**** Data provided

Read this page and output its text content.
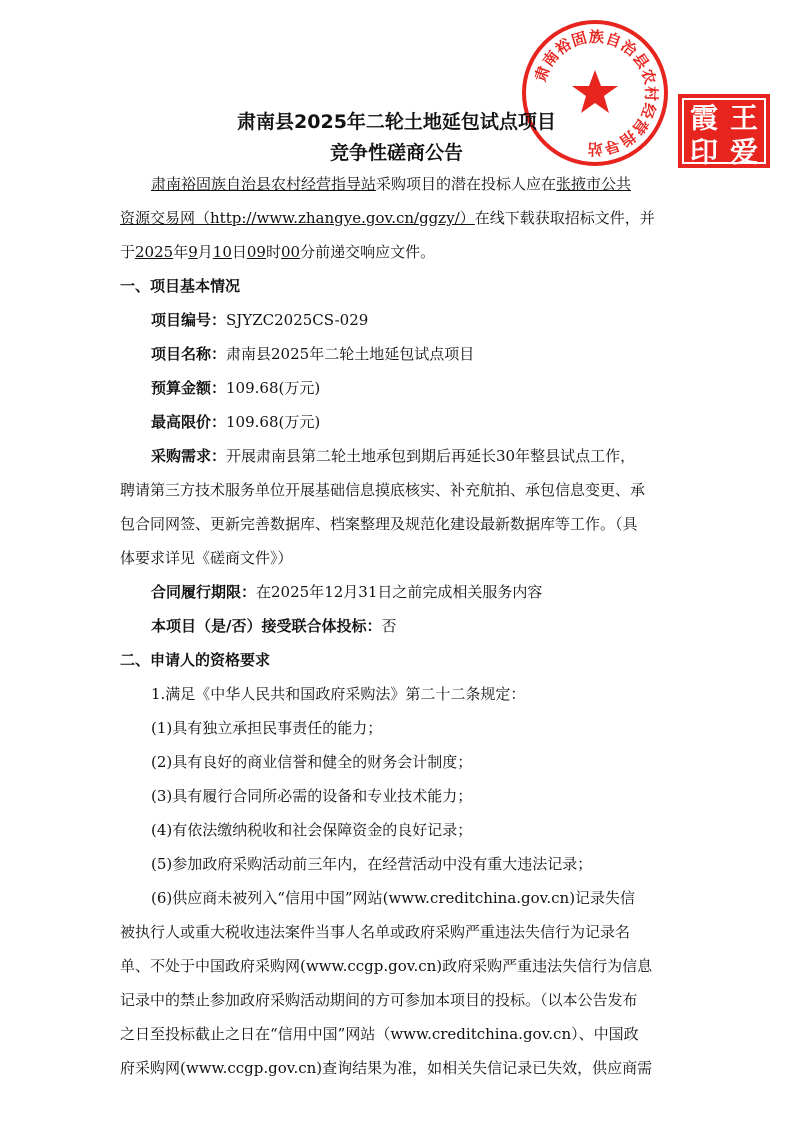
肃
南
裕
固 族 自
治
县
农
村
经
营
指
导
站
王
爱
霞
印
肃南县2025年二轮土地延包试点项目
竞争性磋商公告
肃南裕固族自治县农村经营指导站采购项目的潜在投标人应在张掖市公共
资源交易网（http://www.zhangye.gov.cn/ggzy/）在线下载获取招标文件，并
于2025年9月10日09时00分前递交响应文件。
一、项目基本情况
项目编号：SJYZC2025CS-029
项目名称：肃南县2025年二轮土地延包试点项目
预算金额：109.68(万元)
最高限价：109.68(万元)
采购需求：开展肃南县第二轮土地承包到期后再延长30年整县试点工作，
聘请第三方技术服务单位开展基础信息摸底核实、补充航拍、承包信息变更、承
包合同网签、更新完善数据库、档案整理及规范化建设最新数据库等工作。（具
体要求详见《磋商文件》）
合同履行期限：在2025年12月31日之前完成相关服务内容
本项目（是/否）接受联合体投标：否
二、申请人的资格要求
1.满足《中华人民共和国政府采购法》第二十二条规定：
(1)具有独立承担民事责任的能力；
(2)具有良好的商业信誉和健全的财务会计制度；
(3)具有履行合同所必需的设备和专业技术能力；
(4)有依法缴纳税收和社会保障资金的良好记录；
(5)参加政府采购活动前三年内，在经营活动中没有重大违法记录；
(6)供应商未被列入“信用中国”网站(www.creditchina.gov.cn)记录失信
被执行人或重大税收违法案件当事人名单或政府采购严重违法失信行为记录名
单、不处于中国政府采购网(www.ccgp.gov.cn)政府采购严重违法失信行为信息
记录中的禁止参加政府采购活动期间的方可参加本项目的投标。（以本公告发布
之日至投标截止之日在“信用中国”网站（www.creditchina.gov.cn）、中国政
府采购网(www.ccgp.gov.cn)查询结果为准，如相关失信记录已失效，供应商需
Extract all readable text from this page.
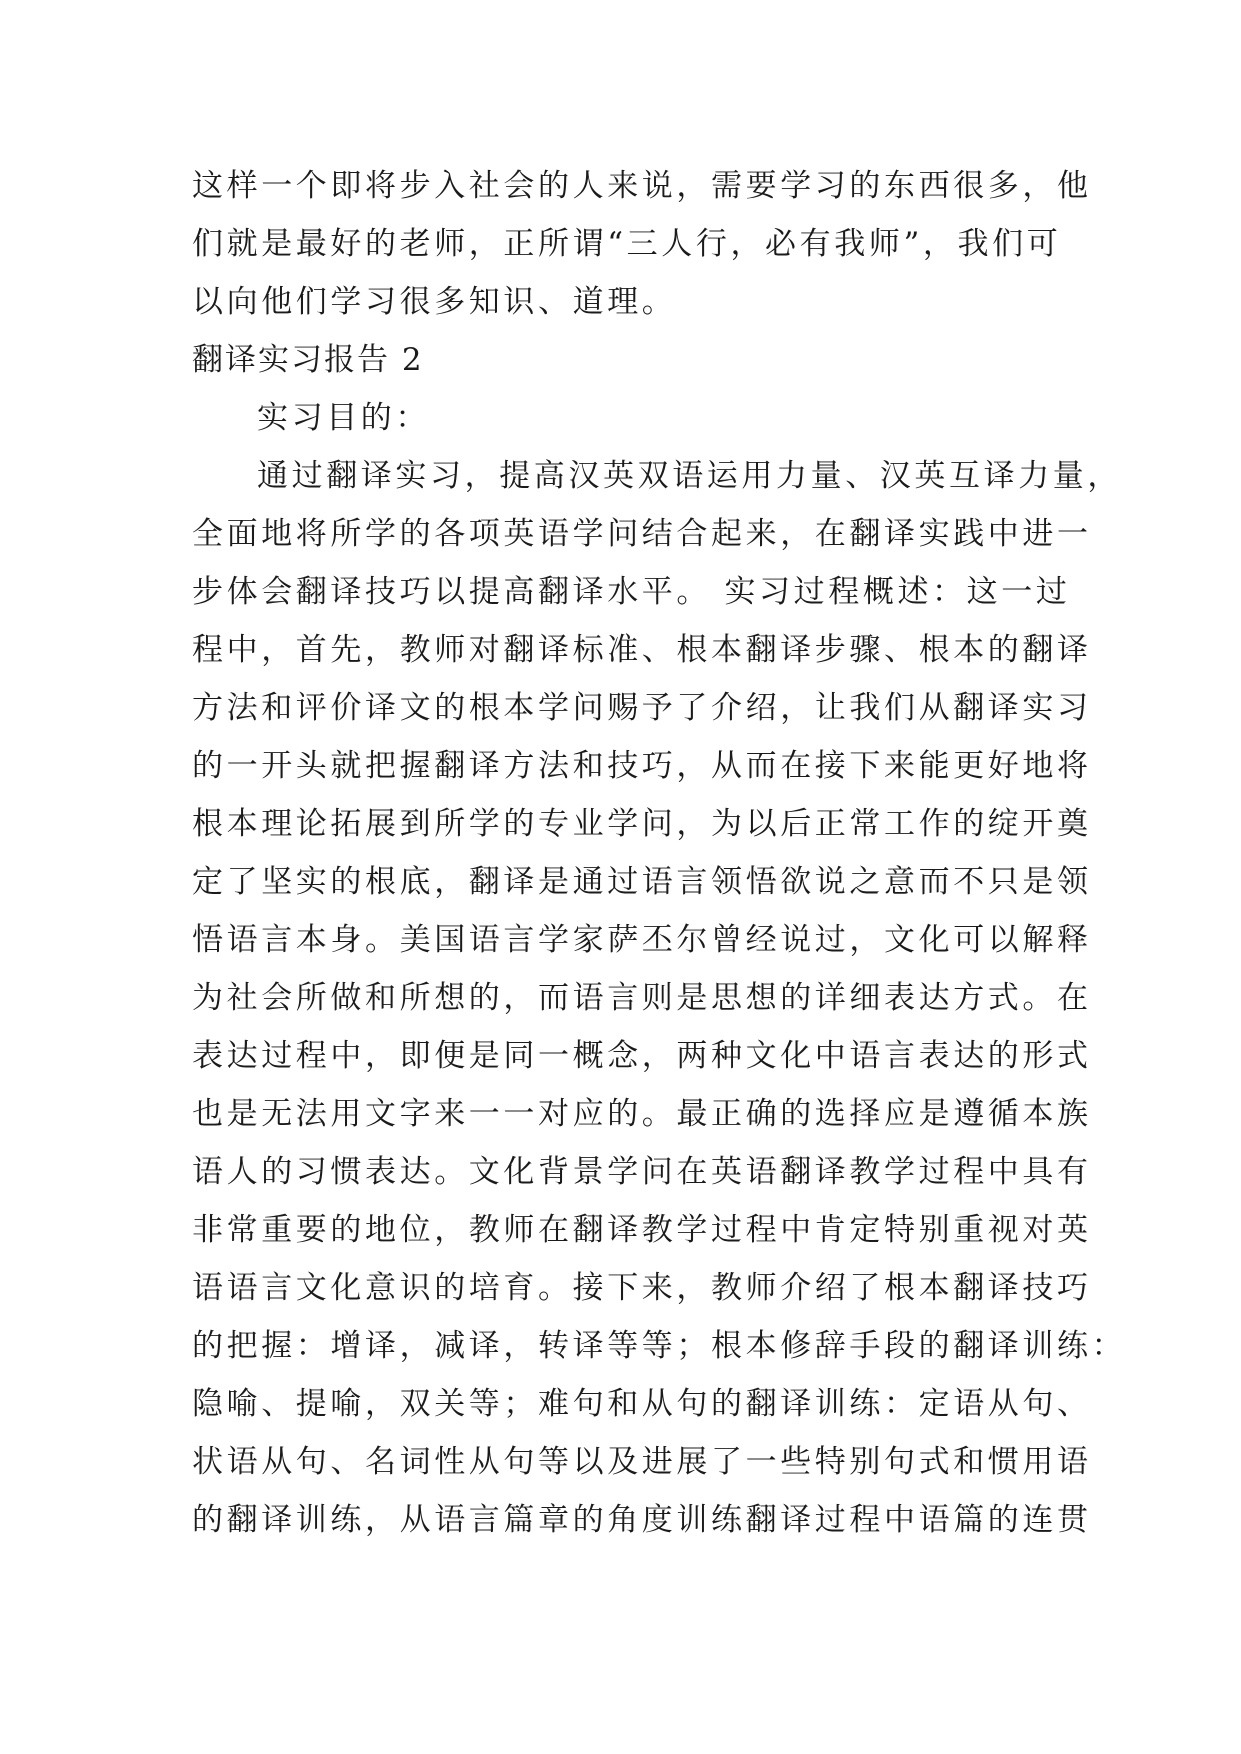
这样一个即将步入社会的人来说，需要学习的东西很多，他
们就是最好的老师，正所谓“三人行，必有我师”，我们可
以向他们学习很多知识、道理。
翻译实习报告 2
实习目的：
通过翻译实习，提高汉英双语运用力量、汉英互译力量，
全面地将所学的各项英语学问结合起来，在翻译实践中进一
步体会翻译技巧以提高翻译水平。 实习过程概述：这一过
程中，首先，教师对翻译标准、根本翻译步骤、根本的翻译
方法和评价译文的根本学问赐予了介绍，让我们从翻译实习
的一开头就把握翻译方法和技巧，从而在接下来能更好地将
根本理论拓展到所学的专业学问，为以后正常工作的绽开奠
定了坚实的根底，翻译是通过语言领悟欲说之意而不只是领
悟语言本身。美国语言学家萨丕尔曾经说过，文化可以解释
为社会所做和所想的，而语言则是思想的详细表达方式。在
表达过程中，即便是同一概念，两种文化中语言表达的形式
也是无法用文字来一一对应的。最正确的选择应是遵循本族
语人的习惯表达。文化背景学问在英语翻译教学过程中具有
非常重要的地位，教师在翻译教学过程中肯定特别重视对英
语语言文化意识的培育。接下来，教师介绍了根本翻译技巧
的把握：增译，减译，转译等等；根本修辞手段的翻译训练：
隐喻、提喻，双关等；难句和从句的翻译训练：定语从句、
状语从句、名词性从句等以及进展了一些特别句式和惯用语
的翻译训练，从语言篇章的角度训练翻译过程中语篇的连贯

********

Identify each line in the entries with the word "ccgp" and copy it.

单、不处于中国政府采购网(www.ccgp.gov.cn)政府采购严重违法失信行为信息
府采购网(www.ccgp.gov.cn)查询结果为准，如相关失信记录已失效，供应商需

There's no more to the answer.